(Dataset items)
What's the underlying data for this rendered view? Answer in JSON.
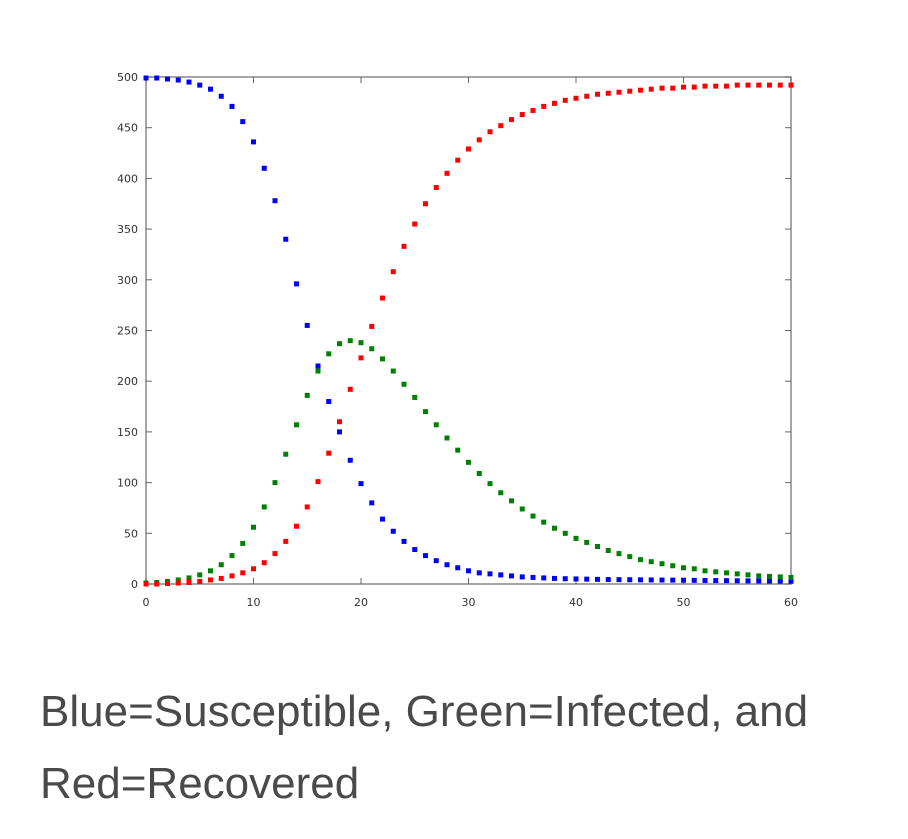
{
  "chart_data": {
    "type": "scatter",
    "title": "",
    "xlabel": "",
    "ylabel": "",
    "xlim": [
      0,
      60
    ],
    "ylim": [
      0,
      500
    ],
    "x_ticks": [
      0,
      10,
      20,
      30,
      40,
      50,
      60
    ],
    "y_ticks": [
      0,
      50,
      100,
      150,
      200,
      250,
      300,
      350,
      400,
      450,
      500
    ],
    "grid": false,
    "legend": "none",
    "x": [
      0,
      1,
      2,
      3,
      4,
      5,
      6,
      7,
      8,
      9,
      10,
      11,
      12,
      13,
      14,
      15,
      16,
      17,
      18,
      19,
      20,
      21,
      22,
      23,
      24,
      25,
      26,
      27,
      28,
      29,
      30,
      31,
      32,
      33,
      34,
      35,
      36,
      37,
      38,
      39,
      40,
      41,
      42,
      43,
      44,
      45,
      46,
      47,
      48,
      49,
      50,
      51,
      52,
      53,
      54,
      55,
      56,
      57,
      58,
      59,
      60
    ],
    "series": [
      {
        "color": "#0000ff",
        "values": [
          499,
          499,
          498,
          497,
          495,
          492,
          488,
          481,
          471,
          456,
          436,
          410,
          378,
          340,
          296,
          255,
          215,
          180,
          150,
          122,
          99,
          80,
          64,
          52,
          42,
          34,
          28,
          23,
          19,
          16,
          13,
          11,
          10,
          9,
          8,
          7,
          6.5,
          6,
          5.5,
          5.2,
          5,
          4.8,
          4.6,
          4.4,
          4.3,
          4.2,
          4.1,
          4,
          3.9,
          3.8,
          3.7,
          3.6,
          3.5,
          3.4,
          3.3,
          3.2,
          3.1,
          3,
          2.9,
          2.8,
          2.7
        ]
      },
      {
        "color": "#008000",
        "values": [
          1,
          1.5,
          2.5,
          4,
          6,
          9,
          13,
          19,
          28,
          40,
          56,
          76,
          100,
          128,
          157,
          186,
          210,
          227,
          237,
          240,
          238,
          232,
          222,
          210,
          197,
          184,
          170,
          157,
          144,
          132,
          120,
          109,
          99,
          90,
          82,
          74,
          67,
          61,
          55,
          50,
          45,
          41,
          37,
          33,
          30,
          27,
          24,
          22,
          20,
          18,
          16,
          15,
          13,
          12,
          11,
          10,
          9,
          8,
          7.5,
          7,
          6.5
        ]
      },
      {
        "color": "#ff0000",
        "values": [
          0,
          0,
          0.5,
          1,
          1.5,
          2.5,
          4,
          5.5,
          8,
          11,
          15,
          21,
          30,
          42,
          57,
          76,
          101,
          129,
          160,
          192,
          223,
          254,
          282,
          308,
          333,
          355,
          375,
          391,
          405,
          418,
          429,
          438,
          446,
          452,
          458,
          463,
          467,
          471,
          474,
          477,
          479,
          481,
          483,
          484,
          485,
          486,
          487,
          488,
          489,
          489,
          490,
          490,
          491,
          491,
          491,
          492,
          492,
          492,
          492,
          492,
          492
        ]
      }
    ]
  },
  "caption": {
    "line1": "Blue=Susceptible, Green=Infected, and",
    "line2": "Red=Recovered"
  }
}
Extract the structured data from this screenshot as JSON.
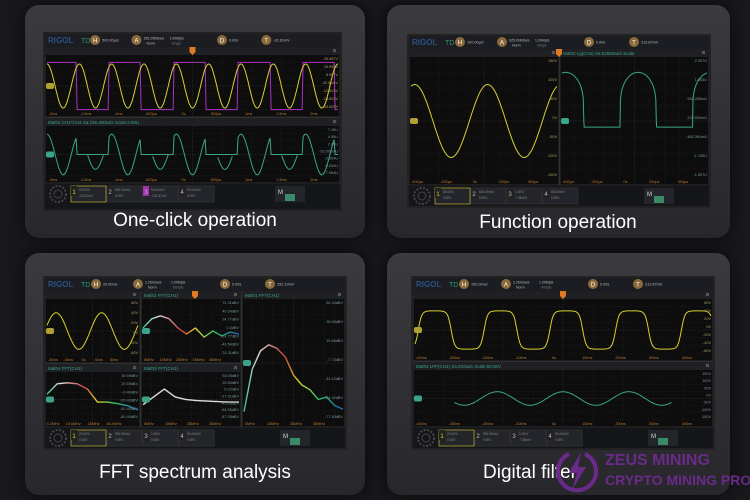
{
  "captions": [
    "One-click operation",
    "Function operation",
    "FFT spectrum analysis",
    "Digital filter"
  ],
  "watermark": {
    "line1": "ZEUS MINING",
    "line2": "CRYPTO MINING PRO",
    "brand_color": "#6a2a8a"
  },
  "colors": {
    "ch1": "#d8d030",
    "ch3": "#b030c0",
    "math": "#3aa58a",
    "trigger": "#e07a20"
  },
  "screens": [
    {
      "header": {
        "brand": "RIGOL",
        "mode": "TD",
        "h_label": "H",
        "h_value": "500.00μs/",
        "a_label": "A",
        "a_rate": "156.25MSa/s",
        "a_depth": "1.00Mpts",
        "a_mode": "Norm",
        "a_sub": "Single",
        "d_label": "D",
        "d_value": "0.00s",
        "t_label": "T",
        "t_value": "-32.61mV"
      },
      "panes": [
        {
          "title": "",
          "ylabels": [
            "25.957V",
            "15.957V",
            "5.957V",
            "-32.61mV",
            "-12.603V",
            "-23.603V",
            "-33.603V"
          ],
          "xlabels": [
            "-2ms",
            "-1.5ms",
            "-1ms",
            "-500μs",
            "0s",
            "500μs",
            "1ms",
            "1.5ms",
            "2ms"
          ]
        },
        {
          "title": "Math2   CH1*CH3   Sa:156.4MSa/s   Scale:2.50U",
          "ylabels": [
            "7.45U",
            "4.95U",
            "2.45U",
            "-52.602mU",
            "-2.554U",
            "-5.054U",
            "-7.554U"
          ],
          "xlabels": [
            "-2ms",
            "-1.5ms",
            "-1ms",
            "-500μs",
            "0s",
            "500μs",
            "1ms",
            "1.5ms",
            "2ms"
          ]
        }
      ],
      "channels": [
        {
          "num": "1",
          "scale": "10.00V/",
          "offset": "-32.61mV"
        },
        {
          "num": "2",
          "scale": "500.00mV/",
          "offset": "0.00V"
        },
        {
          "num": "3",
          "scale": "50.00mV/",
          "offset": "-101.87mV"
        },
        {
          "num": "4",
          "scale": "50.00mV/",
          "offset": "0.00V"
        }
      ],
      "math_label": "M"
    },
    {
      "header": {
        "brand": "RIGOL",
        "mode": "TD",
        "h_label": "H",
        "h_value": "100.00μs/",
        "a_label": "A",
        "a_rate": "625.00MSa/s",
        "a_depth": "1.00Mpts",
        "a_mode": "Norm",
        "a_sub": "Single",
        "d_label": "D",
        "d_value": "0.00s",
        "t_label": "T",
        "t_value": "212.87mV"
      },
      "panes": [
        {
          "title": "",
          "ylabels": [
            "150V",
            "100V",
            "50V",
            "0V",
            "-50V",
            "-100V",
            "-150V"
          ],
          "xlabels": [
            "-400μs",
            "-200μs",
            "0s",
            "200μs",
            "400μs"
          ]
        },
        {
          "title": "Math2   Lg(CH1)   Sa:625MSa/s   Scale",
          "ylabels": [
            "2.357U",
            "1.655U",
            "942.265mU",
            "229.932mU",
            "-482.361mU",
            "-1.195U",
            "-1.907U"
          ],
          "xlabels": [
            "-400μs",
            "-200μs",
            "0s",
            "200μs",
            "400μs"
          ]
        }
      ],
      "channels": [
        {
          "num": "1",
          "scale": "50.00V/",
          "offset": "0.00V"
        },
        {
          "num": "2",
          "scale": "500.00mV/",
          "offset": "0.00V"
        },
        {
          "num": "3",
          "scale": "1.00V/",
          "offset": "-7.80mV"
        },
        {
          "num": "4",
          "scale": "50.00mV/",
          "offset": "0.00V"
        }
      ],
      "math_label": "M"
    },
    {
      "header": {
        "brand": "RIGOL",
        "mode": "TD",
        "h_label": "H",
        "h_value": "20.00ns/",
        "a_label": "A",
        "a_rate": "1.25GSa/s",
        "a_depth": "1.00Mpts",
        "a_mode": "Norm",
        "a_sub": "800pts",
        "d_label": "D",
        "d_value": "0.00s",
        "t_label": "T",
        "t_value": "252.19mV"
      },
      "panes": [
        {
          "title": "",
          "ylabels": [
            "60V",
            "40V",
            "20V",
            "0V",
            "-20V",
            "-40V"
          ],
          "xlabels": [
            "-80ns",
            "-40ns",
            "0s",
            "40ns",
            "80ns"
          ]
        },
        {
          "title": "Math2   FFT(CH1)",
          "ylabels": [
            "74.31dBV",
            "49.54dBV",
            "24.77dBV",
            "0.0dBV",
            "-24.77dBV",
            "-49.54dBV",
            "-74.31dBV"
          ],
          "xlabels": [
            "5MHz",
            "15MHz",
            "25MHz",
            "35MHz",
            "45MHz"
          ]
        },
        {
          "title": "Math1   FFT(CH1)",
          "ylabels": [
            "62.44dBV",
            "39.05dBV",
            "15.66dBV",
            "-7.73dBV",
            "-31.12dBV",
            "-54.42dBV",
            "-77.83dBV"
          ],
          "xlabels": [
            "5MHz",
            "15MHz",
            "25MHz",
            "35MHz"
          ]
        },
        {
          "title": "Math4   FFT(CH1)",
          "ylabels": [
            "39.59dBV",
            "19.59dBV",
            "-0.40dBV",
            "-20.40dBV",
            "-40.40dBV",
            "-60.40dBV"
          ],
          "xlabels": [
            "5.2MHz",
            "15.6MHz",
            "26MHz",
            "36.4MHz"
          ]
        },
        {
          "title": "Math3   FFT(CH1)",
          "ylabels": [
            "53.05dBV",
            "29.54dBV",
            "6.02dBV",
            "-17.51dBV",
            "-41.03dBV",
            "-64.55dBV",
            "-87.05dBV"
          ],
          "xlabels": [
            "5MHz",
            "15MHz",
            "25MHz",
            "35MHz"
          ]
        }
      ],
      "channels": [
        {
          "num": "1",
          "scale": "20.00V/",
          "offset": "0.00V"
        },
        {
          "num": "2",
          "scale": "500.00mV/",
          "offset": "0.00V"
        },
        {
          "num": "3",
          "scale": "1.00V/",
          "offset": "0.00V"
        },
        {
          "num": "4",
          "scale": "50.00mV/",
          "offset": "0.00V"
        }
      ],
      "math_label": "M"
    },
    {
      "header": {
        "brand": "RIGOL",
        "mode": "TD",
        "h_label": "H",
        "h_value": "100.00ns/",
        "a_label": "A",
        "a_rate": "2.25GSa/s",
        "a_depth": "1.00Mpts",
        "a_mode": "Norm",
        "a_sub": "400pts",
        "d_label": "D",
        "d_value": "0.00s",
        "t_label": "T",
        "t_value": "212.87mV"
      },
      "panes": [
        {
          "title": "",
          "ylabels": [
            "60V",
            "40V",
            "20V",
            "0V",
            "-20V",
            "-40V",
            "-60V"
          ],
          "xlabels": [
            "-400ns",
            "-300ns",
            "-200ns",
            "-100ns",
            "0s",
            "100ns",
            "200ns",
            "300ns",
            "400ns"
          ]
        },
        {
          "title": "Math2   LPF(CH1)   Sa:2GSa/s   Scale:50.00V",
          "ylabels": [
            "150V",
            "100V",
            "50V",
            "0V",
            "-50V",
            "-100V",
            "-150V"
          ],
          "xlabels": [
            "-400ns",
            "-300ns",
            "-200ns",
            "-100ns",
            "0s",
            "100ns",
            "200ns",
            "300ns",
            "400ns"
          ]
        }
      ],
      "channels": [
        {
          "num": "1",
          "scale": "20.00V/",
          "offset": "0.00V"
        },
        {
          "num": "2",
          "scale": "500.00mV/",
          "offset": "0.00V"
        },
        {
          "num": "3",
          "scale": "1.00V/",
          "offset": "-7.80mV"
        },
        {
          "num": "4",
          "scale": "50.00mV/",
          "offset": "0.00V"
        }
      ],
      "math_label": "M"
    }
  ]
}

* YOUR TASK
Track down the lines that include the word "this" and copy them.

* TASK OUTPUT
What's the underlying data for this rendered view? Answer in JSON.
Extract the structured data from this screenshot as JSON.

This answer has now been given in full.